* [WHAT YOU WILL DO] Search the listing for "oxide" and copy every line where it appears.

Dataset records
○ ○ ○ ○ ○
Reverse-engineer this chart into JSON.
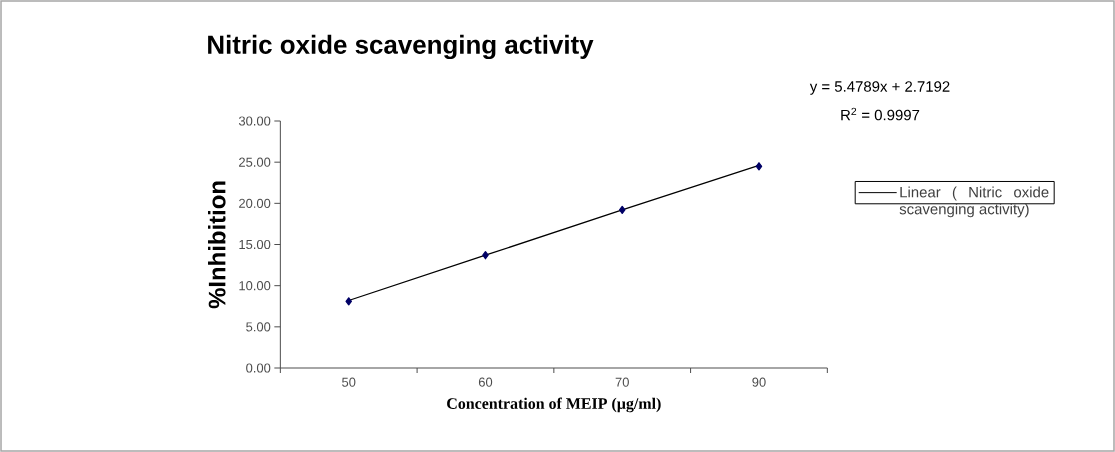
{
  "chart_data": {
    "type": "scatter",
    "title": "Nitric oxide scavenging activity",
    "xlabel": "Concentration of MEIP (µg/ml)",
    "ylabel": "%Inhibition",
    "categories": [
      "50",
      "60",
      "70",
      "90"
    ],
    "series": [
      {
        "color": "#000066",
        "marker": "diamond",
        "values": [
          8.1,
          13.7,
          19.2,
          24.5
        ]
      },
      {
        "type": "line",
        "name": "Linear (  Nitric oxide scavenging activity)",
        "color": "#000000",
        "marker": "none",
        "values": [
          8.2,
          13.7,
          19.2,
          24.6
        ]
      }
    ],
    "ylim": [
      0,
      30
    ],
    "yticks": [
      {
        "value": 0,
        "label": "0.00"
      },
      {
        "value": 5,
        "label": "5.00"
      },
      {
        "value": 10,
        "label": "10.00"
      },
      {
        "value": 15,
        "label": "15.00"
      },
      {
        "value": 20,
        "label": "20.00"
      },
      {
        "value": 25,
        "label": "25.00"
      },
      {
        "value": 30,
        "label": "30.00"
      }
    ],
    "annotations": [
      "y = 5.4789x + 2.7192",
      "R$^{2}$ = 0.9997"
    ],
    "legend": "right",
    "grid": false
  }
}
○ ○ ○ ○ ○
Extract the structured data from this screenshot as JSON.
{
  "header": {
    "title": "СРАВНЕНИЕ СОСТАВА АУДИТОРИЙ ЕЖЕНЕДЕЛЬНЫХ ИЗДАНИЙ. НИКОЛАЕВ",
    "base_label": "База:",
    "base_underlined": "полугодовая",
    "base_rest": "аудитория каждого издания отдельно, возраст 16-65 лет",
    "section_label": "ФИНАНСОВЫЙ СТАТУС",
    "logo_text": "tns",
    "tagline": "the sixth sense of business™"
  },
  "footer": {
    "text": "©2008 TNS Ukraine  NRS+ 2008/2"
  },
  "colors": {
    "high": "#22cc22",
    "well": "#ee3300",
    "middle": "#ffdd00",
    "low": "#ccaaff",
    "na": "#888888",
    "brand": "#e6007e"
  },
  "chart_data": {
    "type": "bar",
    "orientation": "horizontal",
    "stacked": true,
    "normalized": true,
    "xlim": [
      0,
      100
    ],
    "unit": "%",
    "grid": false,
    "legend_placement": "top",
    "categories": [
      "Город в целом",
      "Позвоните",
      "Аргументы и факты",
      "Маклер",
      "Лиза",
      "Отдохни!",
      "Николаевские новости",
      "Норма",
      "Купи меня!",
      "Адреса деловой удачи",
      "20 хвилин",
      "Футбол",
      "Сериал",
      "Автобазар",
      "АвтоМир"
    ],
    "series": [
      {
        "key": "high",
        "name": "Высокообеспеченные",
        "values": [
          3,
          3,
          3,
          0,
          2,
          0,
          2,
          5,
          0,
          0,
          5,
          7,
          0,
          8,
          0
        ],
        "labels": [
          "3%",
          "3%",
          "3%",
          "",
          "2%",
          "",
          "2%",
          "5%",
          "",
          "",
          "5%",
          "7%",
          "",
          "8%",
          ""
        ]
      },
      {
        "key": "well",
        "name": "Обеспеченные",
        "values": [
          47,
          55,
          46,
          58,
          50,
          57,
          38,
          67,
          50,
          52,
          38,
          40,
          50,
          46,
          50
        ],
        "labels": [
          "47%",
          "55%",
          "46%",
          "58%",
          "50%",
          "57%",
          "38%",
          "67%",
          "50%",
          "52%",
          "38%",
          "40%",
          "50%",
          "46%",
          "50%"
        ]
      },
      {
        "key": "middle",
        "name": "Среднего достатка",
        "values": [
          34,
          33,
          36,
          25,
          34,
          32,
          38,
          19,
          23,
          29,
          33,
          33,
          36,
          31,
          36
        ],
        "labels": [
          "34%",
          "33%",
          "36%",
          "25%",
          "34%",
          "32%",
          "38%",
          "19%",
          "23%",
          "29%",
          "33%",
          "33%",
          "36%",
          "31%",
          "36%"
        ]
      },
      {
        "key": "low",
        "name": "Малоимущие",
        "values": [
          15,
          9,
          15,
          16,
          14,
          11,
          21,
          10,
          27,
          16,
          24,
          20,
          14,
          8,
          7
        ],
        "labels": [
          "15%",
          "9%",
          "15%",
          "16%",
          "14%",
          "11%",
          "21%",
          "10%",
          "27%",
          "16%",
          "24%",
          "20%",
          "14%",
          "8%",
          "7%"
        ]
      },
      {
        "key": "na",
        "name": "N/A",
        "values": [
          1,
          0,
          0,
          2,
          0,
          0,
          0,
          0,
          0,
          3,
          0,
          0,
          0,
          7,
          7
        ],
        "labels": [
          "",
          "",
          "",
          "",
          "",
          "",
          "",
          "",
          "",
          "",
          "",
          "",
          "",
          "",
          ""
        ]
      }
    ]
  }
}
○ ○ ○ ○ ○
* [EXERCISE SOLUTION]
    "title": "Nitric oxide scavenging activity",
        "name": "Linear (  Nitric oxide scavenging activity)",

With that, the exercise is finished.